● **Goal**
Every record must be written out once more, with nothing added or omitted.

Stored items:
□ □ □ □

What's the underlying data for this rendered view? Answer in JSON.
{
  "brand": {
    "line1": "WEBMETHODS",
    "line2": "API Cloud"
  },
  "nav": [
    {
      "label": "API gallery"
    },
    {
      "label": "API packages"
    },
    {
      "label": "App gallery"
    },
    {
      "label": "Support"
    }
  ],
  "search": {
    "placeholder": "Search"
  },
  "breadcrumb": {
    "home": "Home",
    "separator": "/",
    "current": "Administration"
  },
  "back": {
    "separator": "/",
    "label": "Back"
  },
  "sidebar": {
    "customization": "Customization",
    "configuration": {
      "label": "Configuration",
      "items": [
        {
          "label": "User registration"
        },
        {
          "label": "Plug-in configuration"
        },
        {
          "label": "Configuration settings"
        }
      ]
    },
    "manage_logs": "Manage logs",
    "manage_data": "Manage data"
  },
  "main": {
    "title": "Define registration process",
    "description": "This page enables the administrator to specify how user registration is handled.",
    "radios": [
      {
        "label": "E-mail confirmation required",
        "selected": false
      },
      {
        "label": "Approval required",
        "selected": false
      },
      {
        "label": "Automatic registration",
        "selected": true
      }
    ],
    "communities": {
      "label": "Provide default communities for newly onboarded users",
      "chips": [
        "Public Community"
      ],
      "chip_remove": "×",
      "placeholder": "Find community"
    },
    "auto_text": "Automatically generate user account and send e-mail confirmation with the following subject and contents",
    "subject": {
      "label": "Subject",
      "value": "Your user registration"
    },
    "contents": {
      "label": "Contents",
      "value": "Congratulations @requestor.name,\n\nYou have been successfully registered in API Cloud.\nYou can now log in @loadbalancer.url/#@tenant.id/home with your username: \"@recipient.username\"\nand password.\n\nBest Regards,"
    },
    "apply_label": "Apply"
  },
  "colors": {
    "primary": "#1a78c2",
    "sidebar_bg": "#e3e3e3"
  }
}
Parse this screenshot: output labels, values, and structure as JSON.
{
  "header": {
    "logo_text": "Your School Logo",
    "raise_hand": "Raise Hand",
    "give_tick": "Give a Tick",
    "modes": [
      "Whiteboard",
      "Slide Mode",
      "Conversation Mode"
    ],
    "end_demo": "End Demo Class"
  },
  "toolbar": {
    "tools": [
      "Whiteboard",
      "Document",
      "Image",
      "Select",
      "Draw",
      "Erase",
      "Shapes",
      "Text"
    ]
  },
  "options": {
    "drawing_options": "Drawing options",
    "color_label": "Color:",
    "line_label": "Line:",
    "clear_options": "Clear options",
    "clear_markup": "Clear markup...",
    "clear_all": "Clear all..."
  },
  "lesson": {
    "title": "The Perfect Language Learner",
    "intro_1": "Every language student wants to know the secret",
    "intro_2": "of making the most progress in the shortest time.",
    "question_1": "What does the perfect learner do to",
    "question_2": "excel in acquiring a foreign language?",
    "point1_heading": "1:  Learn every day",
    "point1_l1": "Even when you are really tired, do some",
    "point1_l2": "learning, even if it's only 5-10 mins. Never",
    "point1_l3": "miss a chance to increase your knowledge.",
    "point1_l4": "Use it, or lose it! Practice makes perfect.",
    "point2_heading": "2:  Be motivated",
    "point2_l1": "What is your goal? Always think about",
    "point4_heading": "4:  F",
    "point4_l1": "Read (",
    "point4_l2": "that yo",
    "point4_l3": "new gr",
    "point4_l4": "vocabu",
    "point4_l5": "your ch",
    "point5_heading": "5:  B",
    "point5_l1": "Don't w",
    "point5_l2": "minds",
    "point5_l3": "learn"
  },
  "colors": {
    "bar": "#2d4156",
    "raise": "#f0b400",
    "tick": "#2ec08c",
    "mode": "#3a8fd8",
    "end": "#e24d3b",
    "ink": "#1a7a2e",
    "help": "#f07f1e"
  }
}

□ □ □ □

● **Response for this exercise**
What's the underlying data for this rendered view? Answer in JSON.
{
  "brand": {
    "line1": "WEBMETHODS",
    "line2": "API Cloud"
  },
  "nav": [
    {
      "label": "API gallery"
    },
    {
      "label": "API packages"
    },
    {
      "label": "App gallery"
    },
    {
      "label": "Support"
    }
  ],
  "search": {
    "placeholder": "Search"
  },
  "breadcrumb": {
    "home": "Home",
    "separator": "/",
    "current": "Administration"
  },
  "back": {
    "separator": "/",
    "label": "Back"
  },
  "sidebar": {
    "customization": "Customization",
    "configuration": {
      "label": "Configuration",
      "items": [
        {
          "label": "User registration"
        },
        {
          "label": "Plug-in configuration"
        },
        {
          "label": "Configuration settings"
        }
      ]
    },
    "manage_logs": "Manage logs",
    "manage_data": "Manage data"
  },
  "main": {
    "title": "Define registration process",
    "description": "This page enables the administrator to specify how user registration is handled.",
    "radios": [
      {
        "label": "E-mail confirmation required",
        "selected": false
      },
      {
        "label": "Approval required",
        "selected": false
      },
      {
        "label": "Automatic registration",
        "selected": true
      }
    ],
    "communities": {
      "label": "Provide default communities for newly onboarded users",
      "chips": [
        "Public Community"
      ],
      "chip_remove": "×",
      "placeholder": "Find community"
    },
    "auto_text": "Automatically generate user account and send e-mail confirmation with the following subject and contents",
    "subject": {
      "label": "Subject",
      "value": "Your user registration"
    },
    "contents": {
      "label": "Contents",
      "value": "Congratulations @requestor.name,\n\nYou have been successfully registered in API Cloud.\nYou can now log in @loadbalancer.url/#@tenant.id/home with your username: \"@recipient.username\"\nand password.\n\nBest Regards,"
    },
    "apply_label": "Apply"
  },
  "colors": {
    "primary": "#1a78c2",
    "sidebar_bg": "#e3e3e3"
  }
}
Parse this screenshot: output labels, values, and structure as JSON.
{
  "header": {
    "logo_text": "Your School Logo",
    "raise_hand": "Raise Hand",
    "give_tick": "Give a Tick",
    "modes": [
      "Whiteboard",
      "Slide Mode",
      "Conversation Mode"
    ],
    "end_demo": "End Demo Class"
  },
  "toolbar": {
    "tools": [
      "Whiteboard",
      "Document",
      "Image",
      "Select",
      "Draw",
      "Erase",
      "Shapes",
      "Text"
    ]
  },
  "options": {
    "drawing_options": "Drawing options",
    "color_label": "Color:",
    "line_label": "Line:",
    "clear_options": "Clear options",
    "clear_markup": "Clear markup...",
    "clear_all": "Clear all..."
  },
  "lesson": {
    "title": "The Perfect Language Learner",
    "intro_1": "Every language student wants to know the secret",
    "intro_2": "of making the most progress in the shortest time.",
    "question_1": "What does the perfect learner do to",
    "question_2": "excel in acquiring a foreign language?",
    "point1_heading": "1:  Learn every day",
    "point1_l1": "Even when you are really tired, do some",
    "point1_l2": "learning, even if it's only 5-10 mins. Never",
    "point1_l3": "miss a chance to increase your knowledge.",
    "point1_l4": "Use it, or lose it! Practice makes perfect.",
    "point2_heading": "2:  Be motivated",
    "point2_l1": "What is your goal? Always think about",
    "point4_heading": "4:  F",
    "point4_l1": "Read (",
    "point4_l2": "that yo",
    "point4_l3": "new gr",
    "point4_l4": "vocabu",
    "point4_l5": "your ch",
    "point5_heading": "5:  B",
    "point5_l1": "Don't w",
    "point5_l2": "minds",
    "point5_l3": "learn"
  },
  "colors": {
    "bar": "#2d4156",
    "raise": "#f0b400",
    "tick": "#2ec08c",
    "mode": "#3a8fd8",
    "end": "#e24d3b",
    "ink": "#1a7a2e",
    "help": "#f07f1e"
  }
}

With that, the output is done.